Dataset records

- - - - - - -

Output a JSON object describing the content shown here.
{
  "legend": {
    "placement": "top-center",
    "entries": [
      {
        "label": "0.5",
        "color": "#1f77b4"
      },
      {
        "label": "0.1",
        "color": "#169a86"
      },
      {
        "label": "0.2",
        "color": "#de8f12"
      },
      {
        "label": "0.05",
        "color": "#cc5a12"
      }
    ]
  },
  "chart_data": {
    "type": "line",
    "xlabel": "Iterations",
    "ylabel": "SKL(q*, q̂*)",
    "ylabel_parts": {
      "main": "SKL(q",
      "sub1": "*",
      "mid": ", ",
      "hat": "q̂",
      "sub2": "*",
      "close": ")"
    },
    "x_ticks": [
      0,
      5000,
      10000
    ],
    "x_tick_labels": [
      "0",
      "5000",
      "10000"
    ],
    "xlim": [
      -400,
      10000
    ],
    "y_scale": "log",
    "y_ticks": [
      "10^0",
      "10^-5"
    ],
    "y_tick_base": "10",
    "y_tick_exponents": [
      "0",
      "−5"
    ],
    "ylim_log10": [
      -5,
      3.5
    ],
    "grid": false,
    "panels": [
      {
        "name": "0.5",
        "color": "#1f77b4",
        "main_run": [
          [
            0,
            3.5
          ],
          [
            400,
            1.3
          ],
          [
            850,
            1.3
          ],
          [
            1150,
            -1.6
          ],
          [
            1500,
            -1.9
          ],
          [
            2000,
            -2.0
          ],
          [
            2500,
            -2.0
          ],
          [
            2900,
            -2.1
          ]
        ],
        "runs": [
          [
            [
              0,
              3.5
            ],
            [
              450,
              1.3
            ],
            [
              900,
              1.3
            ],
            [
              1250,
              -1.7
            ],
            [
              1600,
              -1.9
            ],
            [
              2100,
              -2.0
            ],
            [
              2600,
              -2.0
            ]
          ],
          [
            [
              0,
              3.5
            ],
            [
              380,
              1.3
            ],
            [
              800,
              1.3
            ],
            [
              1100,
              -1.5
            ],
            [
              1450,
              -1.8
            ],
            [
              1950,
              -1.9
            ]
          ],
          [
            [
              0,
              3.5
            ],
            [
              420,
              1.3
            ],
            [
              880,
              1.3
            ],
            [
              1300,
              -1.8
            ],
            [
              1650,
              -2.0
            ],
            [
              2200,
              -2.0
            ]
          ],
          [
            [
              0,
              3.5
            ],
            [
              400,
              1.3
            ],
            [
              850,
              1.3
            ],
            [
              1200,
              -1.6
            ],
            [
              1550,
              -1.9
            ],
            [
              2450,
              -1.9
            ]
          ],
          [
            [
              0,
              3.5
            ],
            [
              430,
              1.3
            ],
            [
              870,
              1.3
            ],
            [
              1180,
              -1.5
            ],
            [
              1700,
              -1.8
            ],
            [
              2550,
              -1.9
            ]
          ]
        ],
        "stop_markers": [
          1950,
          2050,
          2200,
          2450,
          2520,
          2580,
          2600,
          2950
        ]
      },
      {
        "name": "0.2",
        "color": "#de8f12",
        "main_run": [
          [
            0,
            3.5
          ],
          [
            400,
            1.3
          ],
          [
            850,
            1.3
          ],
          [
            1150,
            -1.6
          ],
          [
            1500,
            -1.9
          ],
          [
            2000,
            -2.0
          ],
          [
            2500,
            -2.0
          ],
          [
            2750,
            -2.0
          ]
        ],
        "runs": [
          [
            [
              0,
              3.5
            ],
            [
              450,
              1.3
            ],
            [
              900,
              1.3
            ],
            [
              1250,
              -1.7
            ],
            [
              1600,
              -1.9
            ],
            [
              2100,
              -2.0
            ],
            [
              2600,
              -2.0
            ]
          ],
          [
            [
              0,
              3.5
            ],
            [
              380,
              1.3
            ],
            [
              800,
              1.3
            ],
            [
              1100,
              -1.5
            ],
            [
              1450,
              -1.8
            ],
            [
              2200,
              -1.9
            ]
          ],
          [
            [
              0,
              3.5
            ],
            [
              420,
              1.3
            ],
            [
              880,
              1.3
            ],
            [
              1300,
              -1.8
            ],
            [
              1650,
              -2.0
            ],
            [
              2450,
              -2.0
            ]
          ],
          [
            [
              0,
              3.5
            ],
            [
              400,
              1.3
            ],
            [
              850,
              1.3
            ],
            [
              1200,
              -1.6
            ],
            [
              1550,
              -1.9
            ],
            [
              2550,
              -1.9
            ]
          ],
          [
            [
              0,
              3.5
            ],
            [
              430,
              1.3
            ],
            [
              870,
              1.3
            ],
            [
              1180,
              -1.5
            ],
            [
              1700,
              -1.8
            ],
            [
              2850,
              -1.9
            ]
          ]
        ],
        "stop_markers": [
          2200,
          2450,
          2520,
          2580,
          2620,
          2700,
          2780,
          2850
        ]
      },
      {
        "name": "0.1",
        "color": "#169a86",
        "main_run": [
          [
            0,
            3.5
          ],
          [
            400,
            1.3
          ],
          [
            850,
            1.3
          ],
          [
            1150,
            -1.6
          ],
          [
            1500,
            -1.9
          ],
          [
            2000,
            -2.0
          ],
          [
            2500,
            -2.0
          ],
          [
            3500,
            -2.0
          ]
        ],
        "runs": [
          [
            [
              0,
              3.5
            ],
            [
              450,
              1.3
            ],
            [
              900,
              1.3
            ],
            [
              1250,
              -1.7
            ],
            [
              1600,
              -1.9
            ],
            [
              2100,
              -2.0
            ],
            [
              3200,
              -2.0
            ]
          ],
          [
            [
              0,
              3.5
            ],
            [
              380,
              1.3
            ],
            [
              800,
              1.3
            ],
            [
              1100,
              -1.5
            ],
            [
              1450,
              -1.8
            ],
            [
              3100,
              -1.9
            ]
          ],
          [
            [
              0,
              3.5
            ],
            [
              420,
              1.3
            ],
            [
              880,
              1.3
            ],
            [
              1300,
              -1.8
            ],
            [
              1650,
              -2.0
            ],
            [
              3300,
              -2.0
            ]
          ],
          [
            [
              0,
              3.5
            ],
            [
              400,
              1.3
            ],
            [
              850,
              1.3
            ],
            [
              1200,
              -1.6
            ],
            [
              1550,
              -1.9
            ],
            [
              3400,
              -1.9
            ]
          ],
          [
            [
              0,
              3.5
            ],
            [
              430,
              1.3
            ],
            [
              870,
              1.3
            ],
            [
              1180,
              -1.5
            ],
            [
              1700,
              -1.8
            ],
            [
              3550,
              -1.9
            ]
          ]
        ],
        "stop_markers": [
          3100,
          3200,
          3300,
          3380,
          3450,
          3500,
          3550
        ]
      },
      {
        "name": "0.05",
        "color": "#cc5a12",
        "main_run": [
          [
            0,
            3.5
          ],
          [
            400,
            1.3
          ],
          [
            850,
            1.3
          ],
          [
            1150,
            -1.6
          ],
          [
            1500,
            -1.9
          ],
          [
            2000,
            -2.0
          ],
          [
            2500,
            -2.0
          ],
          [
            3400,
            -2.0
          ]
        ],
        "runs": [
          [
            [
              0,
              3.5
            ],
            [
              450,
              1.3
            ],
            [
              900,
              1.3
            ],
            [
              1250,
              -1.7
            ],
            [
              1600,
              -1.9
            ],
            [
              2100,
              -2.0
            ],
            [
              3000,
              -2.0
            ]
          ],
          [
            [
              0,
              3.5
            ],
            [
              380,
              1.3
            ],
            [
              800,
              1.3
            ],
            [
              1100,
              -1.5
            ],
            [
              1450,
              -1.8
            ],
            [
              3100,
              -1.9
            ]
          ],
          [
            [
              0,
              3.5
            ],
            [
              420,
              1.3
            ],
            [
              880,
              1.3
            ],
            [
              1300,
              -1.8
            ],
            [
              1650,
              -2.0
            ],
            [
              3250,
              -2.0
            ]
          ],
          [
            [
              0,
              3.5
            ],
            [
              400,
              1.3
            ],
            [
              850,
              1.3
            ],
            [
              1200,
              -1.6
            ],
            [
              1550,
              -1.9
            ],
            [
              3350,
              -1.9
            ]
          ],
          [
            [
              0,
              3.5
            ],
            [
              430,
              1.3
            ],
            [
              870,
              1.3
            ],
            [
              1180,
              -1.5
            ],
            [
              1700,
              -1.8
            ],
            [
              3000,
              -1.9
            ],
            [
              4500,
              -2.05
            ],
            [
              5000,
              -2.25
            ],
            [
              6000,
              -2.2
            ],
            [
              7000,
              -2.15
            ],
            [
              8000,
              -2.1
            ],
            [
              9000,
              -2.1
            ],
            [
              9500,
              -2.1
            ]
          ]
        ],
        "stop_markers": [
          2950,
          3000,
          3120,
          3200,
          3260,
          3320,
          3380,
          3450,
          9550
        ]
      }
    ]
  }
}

- - - - - - -

• REQUIRED TASK: Track down all lines above with the string "color" and copy them.

• CORRECT ANSWER:
        "color": "#1f77b4"
        "color": "#169a86"
        "color": "#de8f12"
        "color": "#cc5a12"
        "color": "#1f77b4",
        "color": "#de8f12",
        "color": "#169a86",
        "color": "#cc5a12",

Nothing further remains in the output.